>> start

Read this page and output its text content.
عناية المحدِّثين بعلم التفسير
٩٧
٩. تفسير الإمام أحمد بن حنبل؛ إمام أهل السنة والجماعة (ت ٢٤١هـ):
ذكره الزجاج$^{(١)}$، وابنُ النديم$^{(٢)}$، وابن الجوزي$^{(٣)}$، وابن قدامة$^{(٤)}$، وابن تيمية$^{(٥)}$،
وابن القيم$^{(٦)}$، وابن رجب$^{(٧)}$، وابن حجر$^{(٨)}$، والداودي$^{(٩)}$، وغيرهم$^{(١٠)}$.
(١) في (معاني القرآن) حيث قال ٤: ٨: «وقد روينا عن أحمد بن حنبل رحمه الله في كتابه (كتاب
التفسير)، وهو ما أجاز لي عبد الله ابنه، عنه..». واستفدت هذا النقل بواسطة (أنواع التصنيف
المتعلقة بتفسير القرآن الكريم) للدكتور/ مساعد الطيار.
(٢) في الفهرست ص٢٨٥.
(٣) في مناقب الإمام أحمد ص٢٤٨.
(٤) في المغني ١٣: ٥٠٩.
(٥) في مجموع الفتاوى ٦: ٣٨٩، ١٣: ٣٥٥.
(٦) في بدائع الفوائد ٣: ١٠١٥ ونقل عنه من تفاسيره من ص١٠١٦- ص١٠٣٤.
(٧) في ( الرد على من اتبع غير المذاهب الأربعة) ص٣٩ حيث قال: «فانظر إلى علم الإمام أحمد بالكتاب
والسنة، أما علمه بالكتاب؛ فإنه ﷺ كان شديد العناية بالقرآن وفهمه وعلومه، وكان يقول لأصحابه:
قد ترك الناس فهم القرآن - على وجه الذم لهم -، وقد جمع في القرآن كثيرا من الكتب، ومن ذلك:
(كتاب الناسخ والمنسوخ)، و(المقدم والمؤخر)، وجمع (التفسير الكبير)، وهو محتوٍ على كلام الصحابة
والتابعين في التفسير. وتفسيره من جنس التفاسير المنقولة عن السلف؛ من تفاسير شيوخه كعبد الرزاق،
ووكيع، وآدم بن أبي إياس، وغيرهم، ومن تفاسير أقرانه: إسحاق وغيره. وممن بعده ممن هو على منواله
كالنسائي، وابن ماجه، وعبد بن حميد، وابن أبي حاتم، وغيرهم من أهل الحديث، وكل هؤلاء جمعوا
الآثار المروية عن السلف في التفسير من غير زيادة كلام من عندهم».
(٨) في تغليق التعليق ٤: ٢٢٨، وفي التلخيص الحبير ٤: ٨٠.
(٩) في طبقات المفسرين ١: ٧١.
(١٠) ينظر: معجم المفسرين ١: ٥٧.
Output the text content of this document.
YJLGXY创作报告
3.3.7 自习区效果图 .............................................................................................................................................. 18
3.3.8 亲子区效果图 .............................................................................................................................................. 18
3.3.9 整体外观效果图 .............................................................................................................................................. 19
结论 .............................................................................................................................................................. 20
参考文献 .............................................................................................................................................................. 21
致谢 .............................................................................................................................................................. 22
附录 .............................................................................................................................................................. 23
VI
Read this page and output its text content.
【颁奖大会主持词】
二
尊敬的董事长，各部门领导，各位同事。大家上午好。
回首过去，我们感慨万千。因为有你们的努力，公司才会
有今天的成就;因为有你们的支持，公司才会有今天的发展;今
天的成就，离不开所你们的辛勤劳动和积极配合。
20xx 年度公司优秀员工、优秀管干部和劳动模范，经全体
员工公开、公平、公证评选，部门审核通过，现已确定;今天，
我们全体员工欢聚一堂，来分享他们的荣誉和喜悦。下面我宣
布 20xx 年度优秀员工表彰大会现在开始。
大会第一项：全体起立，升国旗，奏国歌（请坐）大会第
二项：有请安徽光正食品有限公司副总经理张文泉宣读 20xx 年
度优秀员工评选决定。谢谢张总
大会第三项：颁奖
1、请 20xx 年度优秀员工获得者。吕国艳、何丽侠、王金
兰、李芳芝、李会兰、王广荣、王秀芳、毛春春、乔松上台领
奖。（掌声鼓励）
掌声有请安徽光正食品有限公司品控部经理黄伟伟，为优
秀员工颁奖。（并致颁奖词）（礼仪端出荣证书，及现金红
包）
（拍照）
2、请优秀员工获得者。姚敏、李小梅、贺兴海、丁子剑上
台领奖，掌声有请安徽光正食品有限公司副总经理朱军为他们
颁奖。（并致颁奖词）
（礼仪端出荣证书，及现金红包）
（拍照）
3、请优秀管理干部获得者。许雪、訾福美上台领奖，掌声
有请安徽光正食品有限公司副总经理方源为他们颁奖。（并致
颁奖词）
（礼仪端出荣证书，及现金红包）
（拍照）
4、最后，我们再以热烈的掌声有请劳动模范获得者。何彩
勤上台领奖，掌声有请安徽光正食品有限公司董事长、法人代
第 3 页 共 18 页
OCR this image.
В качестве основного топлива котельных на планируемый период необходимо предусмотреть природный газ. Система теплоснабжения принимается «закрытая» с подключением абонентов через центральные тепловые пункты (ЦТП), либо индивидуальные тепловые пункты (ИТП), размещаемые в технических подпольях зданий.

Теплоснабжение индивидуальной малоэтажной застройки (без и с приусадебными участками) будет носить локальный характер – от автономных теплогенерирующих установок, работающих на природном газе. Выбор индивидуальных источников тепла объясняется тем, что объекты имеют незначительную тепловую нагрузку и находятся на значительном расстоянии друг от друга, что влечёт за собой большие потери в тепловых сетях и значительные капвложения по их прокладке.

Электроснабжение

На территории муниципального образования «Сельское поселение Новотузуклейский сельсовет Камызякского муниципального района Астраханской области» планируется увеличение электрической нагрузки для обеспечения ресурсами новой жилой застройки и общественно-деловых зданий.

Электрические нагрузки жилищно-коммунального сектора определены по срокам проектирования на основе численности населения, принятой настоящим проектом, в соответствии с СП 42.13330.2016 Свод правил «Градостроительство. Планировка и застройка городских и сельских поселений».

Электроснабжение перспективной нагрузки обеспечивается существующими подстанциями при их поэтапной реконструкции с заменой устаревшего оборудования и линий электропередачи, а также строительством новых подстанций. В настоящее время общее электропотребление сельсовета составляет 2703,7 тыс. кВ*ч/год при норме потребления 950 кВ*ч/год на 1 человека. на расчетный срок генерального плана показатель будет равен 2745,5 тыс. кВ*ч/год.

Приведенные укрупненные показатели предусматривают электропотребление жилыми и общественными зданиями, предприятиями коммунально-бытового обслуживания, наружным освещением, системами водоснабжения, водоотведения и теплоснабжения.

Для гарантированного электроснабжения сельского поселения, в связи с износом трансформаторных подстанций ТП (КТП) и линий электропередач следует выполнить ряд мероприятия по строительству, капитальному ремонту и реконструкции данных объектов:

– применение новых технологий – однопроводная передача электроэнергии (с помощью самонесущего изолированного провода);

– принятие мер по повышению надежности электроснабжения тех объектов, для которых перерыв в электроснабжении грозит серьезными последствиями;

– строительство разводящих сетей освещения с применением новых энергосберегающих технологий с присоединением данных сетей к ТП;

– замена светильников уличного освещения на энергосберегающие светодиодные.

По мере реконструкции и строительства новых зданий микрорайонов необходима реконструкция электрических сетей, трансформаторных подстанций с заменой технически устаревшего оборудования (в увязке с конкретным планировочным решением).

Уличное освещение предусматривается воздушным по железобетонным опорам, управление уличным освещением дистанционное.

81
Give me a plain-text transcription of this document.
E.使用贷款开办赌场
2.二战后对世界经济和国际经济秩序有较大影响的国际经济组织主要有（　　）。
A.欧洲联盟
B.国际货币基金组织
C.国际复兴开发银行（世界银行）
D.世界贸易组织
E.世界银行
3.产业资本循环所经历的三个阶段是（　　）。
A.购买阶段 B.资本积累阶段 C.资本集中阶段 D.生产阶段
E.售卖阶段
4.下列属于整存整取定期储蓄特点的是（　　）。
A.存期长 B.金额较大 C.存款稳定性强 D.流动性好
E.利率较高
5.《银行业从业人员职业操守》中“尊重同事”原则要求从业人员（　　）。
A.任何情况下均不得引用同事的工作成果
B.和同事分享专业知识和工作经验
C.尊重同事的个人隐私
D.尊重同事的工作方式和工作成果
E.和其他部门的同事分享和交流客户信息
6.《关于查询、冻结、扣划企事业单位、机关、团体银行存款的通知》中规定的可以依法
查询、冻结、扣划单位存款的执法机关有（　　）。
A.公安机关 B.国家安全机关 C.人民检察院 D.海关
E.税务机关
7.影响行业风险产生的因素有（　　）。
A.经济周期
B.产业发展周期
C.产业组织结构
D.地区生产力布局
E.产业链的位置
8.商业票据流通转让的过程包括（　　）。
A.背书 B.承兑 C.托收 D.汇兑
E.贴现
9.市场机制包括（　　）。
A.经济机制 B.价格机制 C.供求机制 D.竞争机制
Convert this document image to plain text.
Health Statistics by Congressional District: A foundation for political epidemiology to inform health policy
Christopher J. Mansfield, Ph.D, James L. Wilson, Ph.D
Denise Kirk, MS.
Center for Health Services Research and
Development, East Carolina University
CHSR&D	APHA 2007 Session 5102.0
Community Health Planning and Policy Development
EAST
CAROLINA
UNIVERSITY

>> end

WORK INSTRUCTIONS:
Say how many lines in the records above hold "أحمد", and give no other text.

OUTPUT:
4